* Written request
Check each line below for the word "Markinho", and copy those that have it.
## begin
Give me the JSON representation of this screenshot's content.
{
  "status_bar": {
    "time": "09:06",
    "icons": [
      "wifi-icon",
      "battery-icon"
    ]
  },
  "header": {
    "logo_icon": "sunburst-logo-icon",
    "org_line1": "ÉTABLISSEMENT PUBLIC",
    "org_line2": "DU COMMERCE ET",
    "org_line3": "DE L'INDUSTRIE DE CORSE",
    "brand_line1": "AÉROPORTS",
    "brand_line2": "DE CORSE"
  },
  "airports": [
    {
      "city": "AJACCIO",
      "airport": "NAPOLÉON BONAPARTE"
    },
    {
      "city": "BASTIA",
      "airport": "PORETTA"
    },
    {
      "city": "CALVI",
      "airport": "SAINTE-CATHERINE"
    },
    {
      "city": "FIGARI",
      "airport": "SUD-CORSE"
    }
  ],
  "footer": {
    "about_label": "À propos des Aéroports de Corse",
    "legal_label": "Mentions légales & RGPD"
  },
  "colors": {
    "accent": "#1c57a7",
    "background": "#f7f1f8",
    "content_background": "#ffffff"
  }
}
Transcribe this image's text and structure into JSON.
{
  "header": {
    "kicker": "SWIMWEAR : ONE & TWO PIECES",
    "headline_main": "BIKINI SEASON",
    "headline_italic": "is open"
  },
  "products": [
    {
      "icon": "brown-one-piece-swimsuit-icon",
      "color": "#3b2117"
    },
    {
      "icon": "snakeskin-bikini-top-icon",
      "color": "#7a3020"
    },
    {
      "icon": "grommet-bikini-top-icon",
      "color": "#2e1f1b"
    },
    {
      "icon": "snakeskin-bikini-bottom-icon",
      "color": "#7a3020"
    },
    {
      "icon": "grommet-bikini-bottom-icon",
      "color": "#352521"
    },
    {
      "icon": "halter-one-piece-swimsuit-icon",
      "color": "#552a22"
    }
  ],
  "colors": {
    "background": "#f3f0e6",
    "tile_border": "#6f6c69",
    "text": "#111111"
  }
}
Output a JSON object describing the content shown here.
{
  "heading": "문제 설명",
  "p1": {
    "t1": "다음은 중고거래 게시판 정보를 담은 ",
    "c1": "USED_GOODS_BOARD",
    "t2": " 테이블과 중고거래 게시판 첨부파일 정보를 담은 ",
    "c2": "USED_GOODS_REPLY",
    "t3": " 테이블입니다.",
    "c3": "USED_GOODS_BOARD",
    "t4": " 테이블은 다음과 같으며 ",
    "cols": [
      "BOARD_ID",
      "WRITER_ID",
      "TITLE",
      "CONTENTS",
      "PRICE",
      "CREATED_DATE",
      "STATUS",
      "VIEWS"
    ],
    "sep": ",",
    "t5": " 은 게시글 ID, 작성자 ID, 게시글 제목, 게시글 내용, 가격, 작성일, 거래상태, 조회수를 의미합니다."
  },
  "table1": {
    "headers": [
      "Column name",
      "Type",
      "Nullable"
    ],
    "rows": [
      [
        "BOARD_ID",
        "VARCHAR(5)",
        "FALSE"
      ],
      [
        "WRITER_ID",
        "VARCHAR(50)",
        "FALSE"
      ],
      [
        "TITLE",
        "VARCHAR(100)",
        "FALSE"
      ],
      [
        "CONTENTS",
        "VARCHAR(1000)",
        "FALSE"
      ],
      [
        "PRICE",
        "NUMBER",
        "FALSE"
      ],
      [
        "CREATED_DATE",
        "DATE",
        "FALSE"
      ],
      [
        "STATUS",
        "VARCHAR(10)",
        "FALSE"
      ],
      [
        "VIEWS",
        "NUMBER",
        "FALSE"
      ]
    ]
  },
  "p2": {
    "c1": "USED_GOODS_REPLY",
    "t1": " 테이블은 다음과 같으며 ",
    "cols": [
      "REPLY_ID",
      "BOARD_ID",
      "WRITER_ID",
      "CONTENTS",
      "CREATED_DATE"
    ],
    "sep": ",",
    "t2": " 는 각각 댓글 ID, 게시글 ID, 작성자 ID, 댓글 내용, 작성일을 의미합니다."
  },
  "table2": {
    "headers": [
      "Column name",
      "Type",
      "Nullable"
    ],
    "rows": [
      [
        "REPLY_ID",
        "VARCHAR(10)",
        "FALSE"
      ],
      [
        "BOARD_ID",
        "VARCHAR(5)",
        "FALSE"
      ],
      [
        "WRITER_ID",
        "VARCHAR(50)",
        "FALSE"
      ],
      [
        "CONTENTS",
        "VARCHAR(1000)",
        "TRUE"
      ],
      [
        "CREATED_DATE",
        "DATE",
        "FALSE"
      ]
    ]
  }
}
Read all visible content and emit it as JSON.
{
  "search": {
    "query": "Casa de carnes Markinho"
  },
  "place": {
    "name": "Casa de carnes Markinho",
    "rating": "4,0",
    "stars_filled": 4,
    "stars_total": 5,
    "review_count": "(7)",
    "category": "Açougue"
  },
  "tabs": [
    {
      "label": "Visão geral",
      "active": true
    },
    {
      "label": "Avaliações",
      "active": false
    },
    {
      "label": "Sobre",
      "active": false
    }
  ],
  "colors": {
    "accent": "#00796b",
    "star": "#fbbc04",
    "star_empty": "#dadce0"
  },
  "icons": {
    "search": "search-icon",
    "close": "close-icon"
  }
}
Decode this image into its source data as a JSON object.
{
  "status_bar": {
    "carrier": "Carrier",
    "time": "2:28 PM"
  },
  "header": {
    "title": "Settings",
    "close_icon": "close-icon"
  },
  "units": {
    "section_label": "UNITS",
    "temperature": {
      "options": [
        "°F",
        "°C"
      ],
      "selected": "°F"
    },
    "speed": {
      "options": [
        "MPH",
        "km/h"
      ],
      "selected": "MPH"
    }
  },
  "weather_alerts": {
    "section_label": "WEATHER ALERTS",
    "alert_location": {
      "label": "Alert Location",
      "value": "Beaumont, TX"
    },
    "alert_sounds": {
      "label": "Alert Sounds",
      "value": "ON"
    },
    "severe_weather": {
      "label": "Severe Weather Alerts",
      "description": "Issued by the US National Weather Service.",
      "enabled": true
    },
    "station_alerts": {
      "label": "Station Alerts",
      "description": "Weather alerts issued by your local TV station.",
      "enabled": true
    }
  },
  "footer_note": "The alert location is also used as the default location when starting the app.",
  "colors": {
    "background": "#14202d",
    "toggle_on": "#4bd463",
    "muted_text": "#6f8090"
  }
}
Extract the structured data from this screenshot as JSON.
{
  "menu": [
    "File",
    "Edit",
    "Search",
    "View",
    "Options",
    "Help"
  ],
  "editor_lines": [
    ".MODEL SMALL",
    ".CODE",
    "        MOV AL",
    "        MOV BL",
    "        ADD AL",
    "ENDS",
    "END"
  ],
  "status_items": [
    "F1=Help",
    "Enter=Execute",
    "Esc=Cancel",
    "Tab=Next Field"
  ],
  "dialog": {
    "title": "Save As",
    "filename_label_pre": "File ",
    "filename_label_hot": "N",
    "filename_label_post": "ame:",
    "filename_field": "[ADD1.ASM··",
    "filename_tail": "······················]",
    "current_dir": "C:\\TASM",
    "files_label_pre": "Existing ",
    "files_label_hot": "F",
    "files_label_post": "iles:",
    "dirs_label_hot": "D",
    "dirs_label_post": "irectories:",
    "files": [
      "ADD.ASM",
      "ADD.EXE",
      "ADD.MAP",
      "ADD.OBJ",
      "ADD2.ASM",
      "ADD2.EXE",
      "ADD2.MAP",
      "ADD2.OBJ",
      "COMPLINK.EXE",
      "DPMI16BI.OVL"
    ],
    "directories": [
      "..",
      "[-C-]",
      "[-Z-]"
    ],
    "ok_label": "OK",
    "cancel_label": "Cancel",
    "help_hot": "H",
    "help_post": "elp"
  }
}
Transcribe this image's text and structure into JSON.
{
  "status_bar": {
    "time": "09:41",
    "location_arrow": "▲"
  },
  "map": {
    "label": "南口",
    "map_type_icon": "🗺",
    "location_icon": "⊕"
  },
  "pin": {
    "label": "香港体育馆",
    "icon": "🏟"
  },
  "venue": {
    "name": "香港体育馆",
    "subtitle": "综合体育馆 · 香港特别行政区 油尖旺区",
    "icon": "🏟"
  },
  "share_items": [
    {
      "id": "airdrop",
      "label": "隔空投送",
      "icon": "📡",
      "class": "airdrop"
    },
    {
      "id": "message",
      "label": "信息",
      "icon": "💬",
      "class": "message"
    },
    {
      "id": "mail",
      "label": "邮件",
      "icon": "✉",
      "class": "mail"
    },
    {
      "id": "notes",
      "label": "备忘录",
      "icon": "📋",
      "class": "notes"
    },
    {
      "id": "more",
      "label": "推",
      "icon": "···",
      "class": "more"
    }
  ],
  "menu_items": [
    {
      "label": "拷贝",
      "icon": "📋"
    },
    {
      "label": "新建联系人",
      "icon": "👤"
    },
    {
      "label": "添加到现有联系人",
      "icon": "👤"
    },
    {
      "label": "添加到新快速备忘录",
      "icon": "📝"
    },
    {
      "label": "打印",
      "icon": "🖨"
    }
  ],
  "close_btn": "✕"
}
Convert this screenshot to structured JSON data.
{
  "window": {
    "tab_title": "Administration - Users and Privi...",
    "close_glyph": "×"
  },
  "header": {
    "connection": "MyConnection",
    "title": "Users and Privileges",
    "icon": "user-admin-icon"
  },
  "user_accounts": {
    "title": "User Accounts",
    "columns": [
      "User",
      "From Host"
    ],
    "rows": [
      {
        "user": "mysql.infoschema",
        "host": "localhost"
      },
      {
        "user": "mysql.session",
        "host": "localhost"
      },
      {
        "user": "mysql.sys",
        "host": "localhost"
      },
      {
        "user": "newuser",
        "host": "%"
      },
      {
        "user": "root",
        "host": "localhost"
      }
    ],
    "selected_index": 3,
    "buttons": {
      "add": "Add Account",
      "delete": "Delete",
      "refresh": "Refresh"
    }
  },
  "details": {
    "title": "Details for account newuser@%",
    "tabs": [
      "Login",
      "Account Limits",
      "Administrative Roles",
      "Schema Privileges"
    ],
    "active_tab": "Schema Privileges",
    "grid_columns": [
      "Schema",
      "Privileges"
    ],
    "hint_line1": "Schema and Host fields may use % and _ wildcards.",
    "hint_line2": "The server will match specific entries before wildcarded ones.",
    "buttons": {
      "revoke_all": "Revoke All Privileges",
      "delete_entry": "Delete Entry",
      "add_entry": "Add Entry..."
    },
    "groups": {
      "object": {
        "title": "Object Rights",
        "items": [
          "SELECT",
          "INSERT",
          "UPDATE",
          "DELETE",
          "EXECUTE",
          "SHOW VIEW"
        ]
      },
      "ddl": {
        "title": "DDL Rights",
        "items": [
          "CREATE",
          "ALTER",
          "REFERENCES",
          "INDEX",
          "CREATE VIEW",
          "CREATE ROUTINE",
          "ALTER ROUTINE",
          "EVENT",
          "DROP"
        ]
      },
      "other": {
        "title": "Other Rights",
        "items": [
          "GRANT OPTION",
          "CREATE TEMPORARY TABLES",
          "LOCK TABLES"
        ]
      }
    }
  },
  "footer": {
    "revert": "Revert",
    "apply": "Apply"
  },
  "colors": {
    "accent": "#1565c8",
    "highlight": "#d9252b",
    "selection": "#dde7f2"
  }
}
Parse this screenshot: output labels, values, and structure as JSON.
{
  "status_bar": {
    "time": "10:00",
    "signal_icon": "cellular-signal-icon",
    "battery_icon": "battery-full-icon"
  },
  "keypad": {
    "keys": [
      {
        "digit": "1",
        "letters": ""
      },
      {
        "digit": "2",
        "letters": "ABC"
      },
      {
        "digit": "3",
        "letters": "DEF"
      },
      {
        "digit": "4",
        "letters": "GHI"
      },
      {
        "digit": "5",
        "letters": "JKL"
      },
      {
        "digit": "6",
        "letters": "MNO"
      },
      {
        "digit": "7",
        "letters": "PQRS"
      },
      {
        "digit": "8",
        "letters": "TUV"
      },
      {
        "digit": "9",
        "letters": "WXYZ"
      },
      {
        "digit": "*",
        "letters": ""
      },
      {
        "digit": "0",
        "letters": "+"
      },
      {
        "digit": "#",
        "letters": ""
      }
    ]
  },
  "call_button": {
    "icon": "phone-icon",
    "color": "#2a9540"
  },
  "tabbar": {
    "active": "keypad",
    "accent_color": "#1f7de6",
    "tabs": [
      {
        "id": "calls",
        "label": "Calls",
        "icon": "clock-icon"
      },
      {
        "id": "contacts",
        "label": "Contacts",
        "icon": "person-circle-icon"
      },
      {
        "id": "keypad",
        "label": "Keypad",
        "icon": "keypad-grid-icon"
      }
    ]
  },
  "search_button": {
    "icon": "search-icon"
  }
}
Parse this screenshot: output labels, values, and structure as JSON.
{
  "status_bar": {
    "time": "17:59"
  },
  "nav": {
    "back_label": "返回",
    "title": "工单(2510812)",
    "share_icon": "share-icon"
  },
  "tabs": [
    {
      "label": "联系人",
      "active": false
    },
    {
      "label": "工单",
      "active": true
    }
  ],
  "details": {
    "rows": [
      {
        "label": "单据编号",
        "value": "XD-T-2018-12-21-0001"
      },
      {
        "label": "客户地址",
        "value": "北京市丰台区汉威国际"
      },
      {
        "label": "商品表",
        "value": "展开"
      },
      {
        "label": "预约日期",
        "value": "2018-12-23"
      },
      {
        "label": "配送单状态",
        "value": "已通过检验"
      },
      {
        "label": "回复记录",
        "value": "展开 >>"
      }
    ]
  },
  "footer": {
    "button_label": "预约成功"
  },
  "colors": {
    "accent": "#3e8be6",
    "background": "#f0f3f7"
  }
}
## end
* Exercise output
    "query": "Casa de carnes Markinho"
    "name": "Casa de carnes Markinho",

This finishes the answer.